(Stored items)

——————————

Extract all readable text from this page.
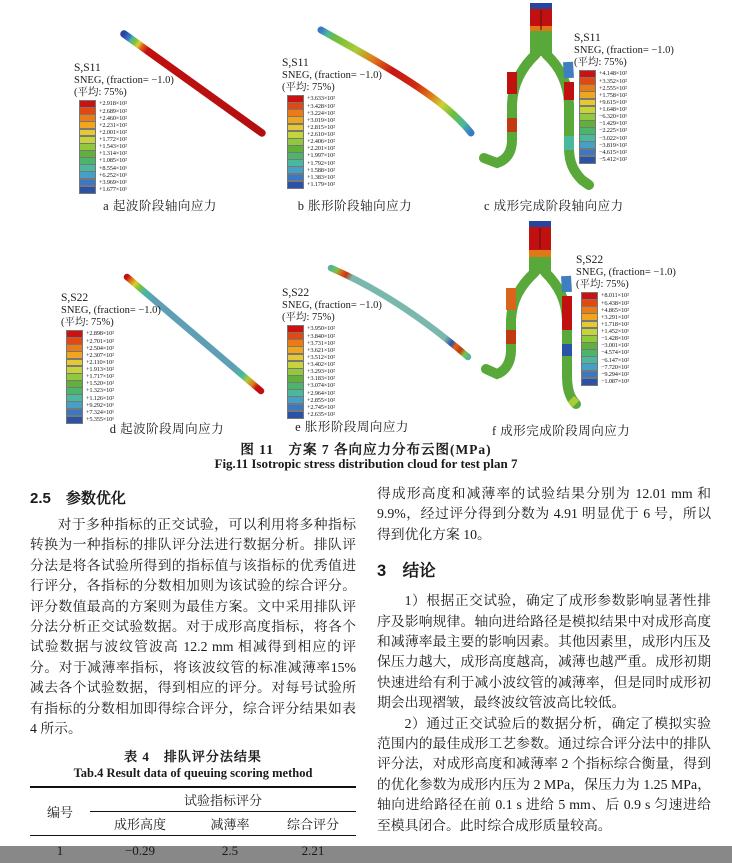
S,S11
SNEG, (fraction= −1.0)
(平均: 75%)
+2.918×10²
+2.689×10²
+2.460×10²
+2.231×10²
+2.001×10²
+1.772×10²
+1.543×10²
+1.314×10²
+1.085×10²
+8.554×10¹
+6.252×10¹
+3.969×10¹
+1.677×10¹
a 起波阶段轴向应力
S,S11
SNEG, (fraction= −1.0)
(平均: 75%)
+3.633×10²
+3.428×10²
+3.224×10²
+3.019×10²
+2.815×10²
+2.610×10²
+2.406×10²
+2.201×10²
+1.997×10²
+1.792×10²
+1.588×10²
+1.383×10²
+1.179×10²
b 胀形阶段轴向应力
S,S11
SNEG, (fraction= −1.0)
(平均: 75%)
+4.148×10²
+3.352×10²
+2.555×10²
+1.758×10²
+9.615×10¹
+1.648×10¹
−6.320×10¹
−1.429×10²
−2.225×10²
−3.022×10²
−3.819×10²
−4.615×10²
−5.412×10²
c 成形完成阶段轴向应力
S,S22
SNEG, (fraction= −1.0)
(平均: 75%)
+2.898×10²
+2.701×10²
+2.504×10²
+2.307×10²
+2.110×10²
+1.913×10²
+1.717×10²
+1.520×10²
+1.323×10²
+1.126×10²
+9.292×10¹
+7.324×10¹
+5.355×10¹
d 起波阶段周向应力
S,S22
SNEG, (fraction= −1.0)
(平均: 75%)
+3.950×10²
+3.840×10²
+3.731×10²
+3.621×10²
+3.512×10²
+3.402×10²
+3.293×10²
+3.183×10²
+3.074×10²
+2.964×10²
+2.855×10²
+2.745×10²
+2.635×10²
e 胀形阶段周向应力
S,S22
SNEG, (fraction= −1.0)
(平均: 75%)
+8.011×10²
+6.438×10²
+4.865×10²
+3.291×10²
+1.718×10²
+1.452×10¹
−1.428×10²
−3.001×10²
−4.574×10²
−6.147×10²
−7.720×10²
−9.294×10²
−1.087×10³
f 成形完成阶段周向应力
图 11　方案 7 各向应力分布云图(MPa)
Fig.11 Isotropic stress distribution cloud for test plan 7
2.5　参数优化

对于多种指标的正交试验，可以利用将多种指标转换为一种指标的排队评分法进行数据分析。排队评分法是将各试验所得到的指标值与该指标的优秀值进行评分，各指标的分数相加则为该试验的综合评分。评分数值最高的方案则为最佳方案。文中采用排队评分法分析正交试验数据。对于成形高度指标，将各个试验数据与波纹管波高 12.2 mm 相减得到相应的评分。对于减薄率指标，将该波纹管的标准减薄率15%减去各个试验数据，得到相应的评分。对每号试验所有指标的分数相加即得综合评分，综合评分结果如表 4 所示。

表 4　排队评分法结果
Tab.4 Result data of queuing scoring method
编号	试验指标评分		
	成形高度	减薄率	综合评分
1	−0.29	2.5	2.21

得成形高度和减薄率的试验结果分别为 12.01 mm 和 9.9%，经过评分得到分数为 4.91 明显优于 6 号，所以得到优化方案 10。

3　结论

1）根据正交试验，确定了成形参数影响显著性排序及影响规律。轴向进给路径是模拟结果中对成形高度和减薄率最主要的影响因素。其他因素里，成形内压及保压力越大，成形高度越高，减薄也越严重。成形初期快速进给有利于减小波纹管的减薄率，但是同时成形初期会出现褶皱，最终波纹管波高比较低。

2）通过正交试验后的数据分析，确定了模拟实验范围内的最佳成形工艺参数。通过综合评分法中的排队评分法，对成形高度和减薄率 2 个指标综合衡量，得到的优化参数为成形内压为 2 MPa，保压力为 1.25 MPa，轴向进给路径在前 0.1 s 进给 5 mm、后 0.9 s 匀速进给至模具闭合。此时综合成形质量较高。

——————————

▸ **PROBLEM DESCRIPTION**
Repeat each entry exactly as given; no pictures belong in the copy.

▸ **RESULT FOR THIS TASK**
Extract all readable text from this page.
S,S11
SNEG, (fraction= −1.0)
(平均: 75%)
+2.918×10²
+2.689×10²
+2.460×10²
+2.231×10²
+2.001×10²
+1.772×10²
+1.543×10²
+1.314×10²
+1.085×10²
+8.554×10¹
+6.252×10¹
+3.969×10¹
+1.677×10¹
a 起波阶段轴向应力
S,S11
SNEG, (fraction= −1.0)
(平均: 75%)
+3.633×10²
+3.428×10²
+3.224×10²
+3.019×10²
+2.815×10²
+2.610×10²
+2.406×10²
+2.201×10²
+1.997×10²
+1.792×10²
+1.588×10²
+1.383×10²
+1.179×10²
b 胀形阶段轴向应力
S,S11
SNEG, (fraction= −1.0)
(平均: 75%)
+4.148×10²
+3.352×10²
+2.555×10²
+1.758×10²
+9.615×10¹
+1.648×10¹
−6.320×10¹
−1.429×10²
−2.225×10²
−3.022×10²
−3.819×10²
−4.615×10²
−5.412×10²
c 成形完成阶段轴向应力
S,S22
SNEG, (fraction= −1.0)
(平均: 75%)
+2.898×10²
+2.701×10²
+2.504×10²
+2.307×10²
+2.110×10²
+1.913×10²
+1.717×10²
+1.520×10²
+1.323×10²
+1.126×10²
+9.292×10¹
+7.324×10¹
+5.355×10¹
d 起波阶段周向应力
S,S22
SNEG, (fraction= −1.0)
(平均: 75%)
+3.950×10²
+3.840×10²
+3.731×10²
+3.621×10²
+3.512×10²
+3.402×10²
+3.293×10²
+3.183×10²
+3.074×10²
+2.964×10²
+2.855×10²
+2.745×10²
+2.635×10²
e 胀形阶段周向应力
S,S22
SNEG, (fraction= −1.0)
(平均: 75%)
+8.011×10²
+6.438×10²
+4.865×10²
+3.291×10²
+1.718×10²
+1.452×10¹
−1.428×10²
−3.001×10²
−4.574×10²
−6.147×10²
−7.720×10²
−9.294×10²
−1.087×10³
f 成形完成阶段周向应力
图 11　方案 7 各向应力分布云图(MPa)
Fig.11 Isotropic stress distribution cloud for test plan 7
2.5　参数优化

对于多种指标的正交试验，可以利用将多种指标转换为一种指标的排队评分法进行数据分析。排队评分法是将各试验所得到的指标值与该指标的优秀值进行评分，各指标的分数相加则为该试验的综合评分。评分数值最高的方案则为最佳方案。文中采用排队评分法分析正交试验数据。对于成形高度指标，将各个试验数据与波纹管波高 12.2 mm 相减得到相应的评分。对于减薄率指标，将该波纹管的标准减薄率15%减去各个试验数据，得到相应的评分。对每号试验所有指标的分数相加即得综合评分，综合评分结果如表 4 所示。

表 4　排队评分法结果
Tab.4 Result data of queuing scoring method
编号	试验指标评分		
	成形高度	减薄率	综合评分
1	−0.29	2.5	2.21

得成形高度和减薄率的试验结果分别为 12.01 mm 和 9.9%，经过评分得到分数为 4.91 明显优于 6 号，所以得到优化方案 10。

3　结论

1）根据正交试验，确定了成形参数影响显著性排序及影响规律。轴向进给路径是模拟结果中对成形高度和减薄率最主要的影响因素。其他因素里，成形内压及保压力越大，成形高度越高，减薄也越严重。成形初期快速进给有利于减小波纹管的减薄率，但是同时成形初期会出现褶皱，最终波纹管波高比较低。

2）通过正交试验后的数据分析，确定了模拟实验范围内的最佳成形工艺参数。通过综合评分法中的排队评分法，对成形高度和减薄率 2 个指标综合衡量，得到的优化参数为成形内压为 2 MPa，保压力为 1.25 MPa，轴向进给路径在前 0.1 s 进给 5 mm、后 0.9 s 匀速进给至模具闭合。此时综合成形质量较高。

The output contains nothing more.